:: PROMPT ::
What is the count of lines in the listing below that hold the string "arrow"? Reply with that number alone.

:: WORKING DATA ::
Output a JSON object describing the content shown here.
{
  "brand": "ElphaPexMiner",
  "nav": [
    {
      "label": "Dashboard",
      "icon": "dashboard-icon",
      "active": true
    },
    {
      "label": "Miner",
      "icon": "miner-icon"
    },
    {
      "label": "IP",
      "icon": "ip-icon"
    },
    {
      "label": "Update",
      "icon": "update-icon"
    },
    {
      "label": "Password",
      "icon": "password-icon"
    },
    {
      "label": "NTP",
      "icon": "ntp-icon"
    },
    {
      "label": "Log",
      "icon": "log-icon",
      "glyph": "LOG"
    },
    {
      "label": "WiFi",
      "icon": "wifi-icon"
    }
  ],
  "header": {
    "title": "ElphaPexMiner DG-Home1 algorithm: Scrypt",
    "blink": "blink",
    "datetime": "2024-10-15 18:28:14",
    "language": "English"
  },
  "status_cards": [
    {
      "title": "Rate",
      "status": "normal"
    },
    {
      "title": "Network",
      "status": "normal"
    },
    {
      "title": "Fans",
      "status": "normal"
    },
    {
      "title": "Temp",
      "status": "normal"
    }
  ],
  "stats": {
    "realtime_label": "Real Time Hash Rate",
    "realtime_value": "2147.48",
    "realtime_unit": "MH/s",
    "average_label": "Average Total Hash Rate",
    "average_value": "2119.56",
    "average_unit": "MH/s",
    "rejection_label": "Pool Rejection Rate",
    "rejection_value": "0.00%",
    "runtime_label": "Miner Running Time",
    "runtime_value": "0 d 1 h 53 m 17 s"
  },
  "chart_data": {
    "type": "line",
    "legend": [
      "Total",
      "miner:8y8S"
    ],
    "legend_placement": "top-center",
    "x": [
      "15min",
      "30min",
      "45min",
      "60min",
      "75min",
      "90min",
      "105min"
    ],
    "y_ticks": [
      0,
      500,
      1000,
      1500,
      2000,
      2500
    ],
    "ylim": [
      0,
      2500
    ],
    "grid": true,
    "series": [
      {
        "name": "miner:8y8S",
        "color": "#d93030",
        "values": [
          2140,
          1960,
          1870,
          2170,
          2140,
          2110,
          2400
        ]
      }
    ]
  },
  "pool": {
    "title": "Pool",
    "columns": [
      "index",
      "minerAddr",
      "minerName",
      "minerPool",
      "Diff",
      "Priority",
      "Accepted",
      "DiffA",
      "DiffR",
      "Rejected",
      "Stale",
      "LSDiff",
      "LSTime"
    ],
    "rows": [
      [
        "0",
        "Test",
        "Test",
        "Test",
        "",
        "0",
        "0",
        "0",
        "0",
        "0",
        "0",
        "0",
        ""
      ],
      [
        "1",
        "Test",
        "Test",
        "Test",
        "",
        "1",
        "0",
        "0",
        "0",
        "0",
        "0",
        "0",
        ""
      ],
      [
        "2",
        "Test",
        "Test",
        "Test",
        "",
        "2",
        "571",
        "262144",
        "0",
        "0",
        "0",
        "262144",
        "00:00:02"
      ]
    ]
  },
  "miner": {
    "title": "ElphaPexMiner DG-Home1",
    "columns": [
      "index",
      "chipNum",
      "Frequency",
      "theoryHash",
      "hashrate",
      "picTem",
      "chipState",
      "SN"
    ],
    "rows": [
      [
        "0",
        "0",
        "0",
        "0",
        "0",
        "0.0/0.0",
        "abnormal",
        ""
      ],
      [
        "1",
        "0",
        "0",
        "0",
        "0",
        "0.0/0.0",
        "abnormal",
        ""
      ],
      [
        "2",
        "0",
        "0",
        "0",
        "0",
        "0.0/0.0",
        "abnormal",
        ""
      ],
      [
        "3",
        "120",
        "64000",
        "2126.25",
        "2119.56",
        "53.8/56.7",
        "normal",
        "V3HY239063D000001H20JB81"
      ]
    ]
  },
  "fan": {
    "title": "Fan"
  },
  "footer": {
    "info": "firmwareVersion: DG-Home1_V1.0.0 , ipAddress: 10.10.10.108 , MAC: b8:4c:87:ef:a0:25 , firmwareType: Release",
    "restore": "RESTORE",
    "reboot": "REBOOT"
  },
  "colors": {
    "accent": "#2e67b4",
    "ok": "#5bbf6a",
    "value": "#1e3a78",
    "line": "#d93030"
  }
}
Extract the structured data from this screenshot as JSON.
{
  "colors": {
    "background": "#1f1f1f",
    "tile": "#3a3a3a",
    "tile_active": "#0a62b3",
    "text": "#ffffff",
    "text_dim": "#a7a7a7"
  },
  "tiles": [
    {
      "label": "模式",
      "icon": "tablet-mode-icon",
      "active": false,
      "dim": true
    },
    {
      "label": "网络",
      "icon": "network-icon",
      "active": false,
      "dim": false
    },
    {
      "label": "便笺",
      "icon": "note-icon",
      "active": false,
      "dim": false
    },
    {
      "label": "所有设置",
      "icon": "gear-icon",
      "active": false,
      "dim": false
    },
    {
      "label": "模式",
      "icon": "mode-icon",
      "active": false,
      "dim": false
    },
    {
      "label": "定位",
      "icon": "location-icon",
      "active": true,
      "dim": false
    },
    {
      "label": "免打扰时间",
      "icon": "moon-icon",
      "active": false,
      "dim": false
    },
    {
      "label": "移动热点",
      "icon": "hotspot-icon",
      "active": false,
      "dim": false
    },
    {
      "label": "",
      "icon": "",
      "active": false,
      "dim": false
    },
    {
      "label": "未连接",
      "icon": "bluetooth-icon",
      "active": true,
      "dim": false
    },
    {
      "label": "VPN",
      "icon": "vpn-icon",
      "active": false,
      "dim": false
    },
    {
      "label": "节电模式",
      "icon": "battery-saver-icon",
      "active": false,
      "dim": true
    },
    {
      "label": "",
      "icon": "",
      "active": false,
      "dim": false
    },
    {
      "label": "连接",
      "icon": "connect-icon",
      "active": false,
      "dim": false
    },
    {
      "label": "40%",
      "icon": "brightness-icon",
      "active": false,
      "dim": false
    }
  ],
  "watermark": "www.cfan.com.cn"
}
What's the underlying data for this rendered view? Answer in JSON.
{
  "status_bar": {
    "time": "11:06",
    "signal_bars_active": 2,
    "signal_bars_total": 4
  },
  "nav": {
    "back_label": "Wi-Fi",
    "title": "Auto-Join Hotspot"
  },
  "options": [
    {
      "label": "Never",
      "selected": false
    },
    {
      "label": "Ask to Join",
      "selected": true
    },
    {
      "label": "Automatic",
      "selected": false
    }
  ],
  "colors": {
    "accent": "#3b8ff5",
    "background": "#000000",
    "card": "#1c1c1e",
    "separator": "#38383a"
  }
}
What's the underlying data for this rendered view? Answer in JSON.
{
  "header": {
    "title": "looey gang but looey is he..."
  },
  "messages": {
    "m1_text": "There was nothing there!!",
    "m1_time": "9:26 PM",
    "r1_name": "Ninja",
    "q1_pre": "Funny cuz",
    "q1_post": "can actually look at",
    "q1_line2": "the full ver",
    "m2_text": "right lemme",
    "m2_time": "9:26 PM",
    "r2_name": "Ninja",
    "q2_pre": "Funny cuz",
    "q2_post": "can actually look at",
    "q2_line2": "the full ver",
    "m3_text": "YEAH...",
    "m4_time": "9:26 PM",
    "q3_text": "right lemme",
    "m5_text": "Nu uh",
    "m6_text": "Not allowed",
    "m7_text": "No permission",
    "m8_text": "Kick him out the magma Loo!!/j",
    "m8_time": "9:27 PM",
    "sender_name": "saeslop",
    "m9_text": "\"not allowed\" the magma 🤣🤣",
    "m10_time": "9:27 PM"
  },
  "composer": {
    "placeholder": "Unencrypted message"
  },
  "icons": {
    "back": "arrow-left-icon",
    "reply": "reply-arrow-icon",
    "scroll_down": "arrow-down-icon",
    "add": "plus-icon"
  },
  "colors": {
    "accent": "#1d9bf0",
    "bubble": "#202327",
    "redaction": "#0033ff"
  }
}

:: FINISHED EXERCISE ::
3